====== Data for this task
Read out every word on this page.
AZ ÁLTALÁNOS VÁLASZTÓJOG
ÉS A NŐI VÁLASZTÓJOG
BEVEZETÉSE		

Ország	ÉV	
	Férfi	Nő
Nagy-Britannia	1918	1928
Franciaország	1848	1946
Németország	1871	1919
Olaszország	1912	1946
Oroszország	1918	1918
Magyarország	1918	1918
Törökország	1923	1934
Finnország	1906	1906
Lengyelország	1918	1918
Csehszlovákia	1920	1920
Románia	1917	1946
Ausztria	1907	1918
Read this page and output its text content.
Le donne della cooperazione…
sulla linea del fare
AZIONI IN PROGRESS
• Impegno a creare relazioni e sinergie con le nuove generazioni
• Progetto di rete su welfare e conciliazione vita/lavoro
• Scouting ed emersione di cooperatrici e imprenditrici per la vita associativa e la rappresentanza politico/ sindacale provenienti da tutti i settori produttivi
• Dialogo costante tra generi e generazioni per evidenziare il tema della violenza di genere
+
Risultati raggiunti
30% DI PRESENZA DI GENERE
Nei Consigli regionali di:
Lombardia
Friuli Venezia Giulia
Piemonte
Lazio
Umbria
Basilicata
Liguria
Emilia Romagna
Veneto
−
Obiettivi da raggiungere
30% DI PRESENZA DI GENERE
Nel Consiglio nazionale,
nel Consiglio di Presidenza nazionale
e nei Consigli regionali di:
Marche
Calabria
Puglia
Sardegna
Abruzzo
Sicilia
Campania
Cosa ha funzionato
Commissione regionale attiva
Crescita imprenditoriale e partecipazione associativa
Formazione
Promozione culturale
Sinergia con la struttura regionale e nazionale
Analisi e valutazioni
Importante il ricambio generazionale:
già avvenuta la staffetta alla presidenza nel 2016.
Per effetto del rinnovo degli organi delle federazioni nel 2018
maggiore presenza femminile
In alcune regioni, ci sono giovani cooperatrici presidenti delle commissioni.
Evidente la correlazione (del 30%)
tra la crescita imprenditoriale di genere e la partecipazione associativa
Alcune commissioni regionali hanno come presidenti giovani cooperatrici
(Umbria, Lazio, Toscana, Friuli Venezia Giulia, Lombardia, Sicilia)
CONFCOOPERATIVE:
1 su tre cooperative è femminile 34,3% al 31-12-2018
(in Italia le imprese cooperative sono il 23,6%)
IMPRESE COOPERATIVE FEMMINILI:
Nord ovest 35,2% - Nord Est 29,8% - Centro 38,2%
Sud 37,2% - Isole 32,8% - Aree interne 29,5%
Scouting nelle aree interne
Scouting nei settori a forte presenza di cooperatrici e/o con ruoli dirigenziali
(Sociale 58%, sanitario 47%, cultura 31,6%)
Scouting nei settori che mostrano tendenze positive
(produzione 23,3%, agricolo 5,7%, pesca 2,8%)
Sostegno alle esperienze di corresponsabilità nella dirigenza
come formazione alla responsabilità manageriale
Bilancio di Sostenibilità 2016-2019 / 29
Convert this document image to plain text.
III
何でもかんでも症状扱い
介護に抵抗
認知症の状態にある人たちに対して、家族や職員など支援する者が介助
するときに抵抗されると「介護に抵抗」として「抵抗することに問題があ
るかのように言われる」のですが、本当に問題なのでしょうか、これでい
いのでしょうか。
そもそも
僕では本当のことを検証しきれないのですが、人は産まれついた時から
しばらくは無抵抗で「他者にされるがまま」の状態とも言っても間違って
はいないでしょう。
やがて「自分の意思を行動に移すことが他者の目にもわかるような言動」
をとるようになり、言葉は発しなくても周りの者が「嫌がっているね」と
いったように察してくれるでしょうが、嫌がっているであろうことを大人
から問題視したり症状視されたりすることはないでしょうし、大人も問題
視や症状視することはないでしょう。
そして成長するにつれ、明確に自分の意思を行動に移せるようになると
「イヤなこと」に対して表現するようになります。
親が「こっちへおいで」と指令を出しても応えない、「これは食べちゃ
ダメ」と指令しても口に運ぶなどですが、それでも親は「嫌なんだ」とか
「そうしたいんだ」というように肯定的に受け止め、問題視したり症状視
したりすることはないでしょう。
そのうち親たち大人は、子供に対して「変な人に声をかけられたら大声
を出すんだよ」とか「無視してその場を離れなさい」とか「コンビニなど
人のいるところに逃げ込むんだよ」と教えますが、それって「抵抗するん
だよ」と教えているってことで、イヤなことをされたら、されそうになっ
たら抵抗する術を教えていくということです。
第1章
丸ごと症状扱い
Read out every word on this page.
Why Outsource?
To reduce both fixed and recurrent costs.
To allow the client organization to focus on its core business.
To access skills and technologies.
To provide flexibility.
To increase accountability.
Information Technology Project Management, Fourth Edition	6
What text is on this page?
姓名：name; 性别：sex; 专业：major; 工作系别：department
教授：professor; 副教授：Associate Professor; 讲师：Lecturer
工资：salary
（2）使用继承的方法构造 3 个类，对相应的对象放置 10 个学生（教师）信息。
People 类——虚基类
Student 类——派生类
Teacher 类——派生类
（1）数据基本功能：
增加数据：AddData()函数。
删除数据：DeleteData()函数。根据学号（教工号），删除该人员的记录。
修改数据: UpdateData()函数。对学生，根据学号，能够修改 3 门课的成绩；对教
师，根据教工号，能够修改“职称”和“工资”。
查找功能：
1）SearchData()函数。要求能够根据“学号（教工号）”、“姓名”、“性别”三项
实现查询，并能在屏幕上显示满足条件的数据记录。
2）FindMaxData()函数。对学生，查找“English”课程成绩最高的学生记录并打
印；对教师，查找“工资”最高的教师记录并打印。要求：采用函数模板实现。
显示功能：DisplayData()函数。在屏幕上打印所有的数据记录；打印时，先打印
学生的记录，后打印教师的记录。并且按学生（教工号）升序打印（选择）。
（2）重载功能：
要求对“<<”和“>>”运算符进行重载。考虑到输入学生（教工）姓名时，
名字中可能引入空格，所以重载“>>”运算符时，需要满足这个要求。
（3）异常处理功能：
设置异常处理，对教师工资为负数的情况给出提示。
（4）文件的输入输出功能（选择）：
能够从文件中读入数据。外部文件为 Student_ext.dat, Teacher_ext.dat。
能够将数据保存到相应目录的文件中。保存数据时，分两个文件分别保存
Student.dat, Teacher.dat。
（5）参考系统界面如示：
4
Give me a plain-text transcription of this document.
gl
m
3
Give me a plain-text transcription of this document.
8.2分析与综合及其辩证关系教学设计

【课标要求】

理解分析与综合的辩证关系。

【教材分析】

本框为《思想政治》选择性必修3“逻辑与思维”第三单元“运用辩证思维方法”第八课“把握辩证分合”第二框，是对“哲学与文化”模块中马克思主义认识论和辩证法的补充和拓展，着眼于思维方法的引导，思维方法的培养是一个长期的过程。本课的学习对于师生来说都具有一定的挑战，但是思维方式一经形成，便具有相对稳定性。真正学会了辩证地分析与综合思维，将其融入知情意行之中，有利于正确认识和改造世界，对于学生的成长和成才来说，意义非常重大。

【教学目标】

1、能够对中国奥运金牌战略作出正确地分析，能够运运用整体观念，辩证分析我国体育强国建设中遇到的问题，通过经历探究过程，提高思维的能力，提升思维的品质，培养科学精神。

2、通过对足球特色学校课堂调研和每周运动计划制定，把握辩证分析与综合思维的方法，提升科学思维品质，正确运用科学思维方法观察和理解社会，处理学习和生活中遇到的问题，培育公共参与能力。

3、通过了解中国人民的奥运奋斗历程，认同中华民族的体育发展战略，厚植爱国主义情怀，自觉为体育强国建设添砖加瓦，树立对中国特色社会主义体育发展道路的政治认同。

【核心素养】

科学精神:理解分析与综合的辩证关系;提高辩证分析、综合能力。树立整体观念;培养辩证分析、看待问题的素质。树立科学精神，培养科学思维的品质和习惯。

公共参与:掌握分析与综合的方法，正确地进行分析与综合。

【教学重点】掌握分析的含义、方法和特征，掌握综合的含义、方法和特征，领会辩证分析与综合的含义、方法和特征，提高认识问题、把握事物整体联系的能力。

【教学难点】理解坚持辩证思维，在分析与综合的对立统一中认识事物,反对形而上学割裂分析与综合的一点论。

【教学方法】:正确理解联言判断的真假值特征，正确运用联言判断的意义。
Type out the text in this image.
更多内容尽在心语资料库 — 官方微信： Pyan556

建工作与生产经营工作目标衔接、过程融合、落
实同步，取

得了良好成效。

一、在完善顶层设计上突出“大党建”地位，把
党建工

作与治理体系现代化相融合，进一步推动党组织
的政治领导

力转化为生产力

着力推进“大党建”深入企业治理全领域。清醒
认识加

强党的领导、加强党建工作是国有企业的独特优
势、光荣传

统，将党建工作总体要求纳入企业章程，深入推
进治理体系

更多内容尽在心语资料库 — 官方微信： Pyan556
============
**Task**. From the records, copy every line that has the string "Giulia" in it.

**Full response**.
Friuli Venezia Giulia
(Umbria, Lazio, Toscana, Friuli Venezia Giulia, Lombardia, Sicilia)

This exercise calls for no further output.